# Given instruction
For the entries that follow, tally the lines holding the string "tool". Give the total and nothing else.

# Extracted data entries
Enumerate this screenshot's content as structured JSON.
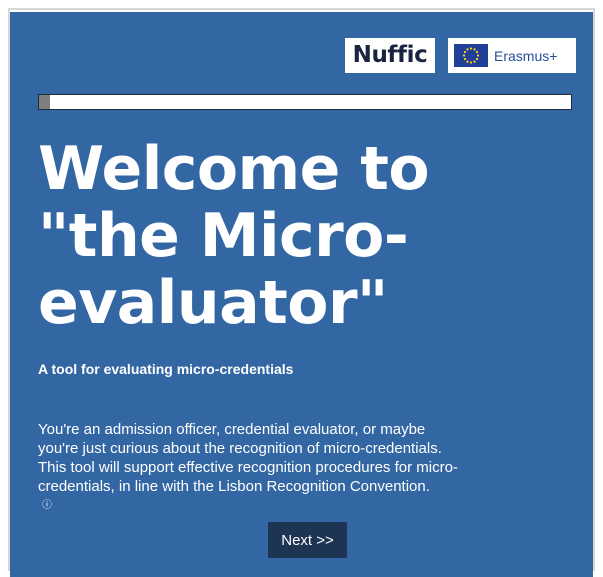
{
  "logos": {
    "nuffic": "Nuffic",
    "erasmus": "Erasmus+",
    "eu_flag_icon": "eu-flag-icon"
  },
  "progress": {
    "fraction": 0.02,
    "fill_color": "#7f7f7f"
  },
  "title_lines": [
    "Welcome to",
    "\"the Micro-",
    "evaluator\""
  ],
  "subtitle": "A tool for evaluating micro-credentials",
  "description_lines": [
    "You're an admission officer, credential evaluator, or maybe",
    "you're just curious about the recognition of micro-credentials.",
    "This tool will support effective recognition procedures for micro-",
    "credentials, in line with the Lisbon Recognition Convention."
  ],
  "info_icon": "ⓘ",
  "next_button": "Next >>",
  "colors": {
    "panel_background": "#3367a4",
    "button_background": "#1d3453",
    "text": "#ffffff"
  }
}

# Finished exercise
2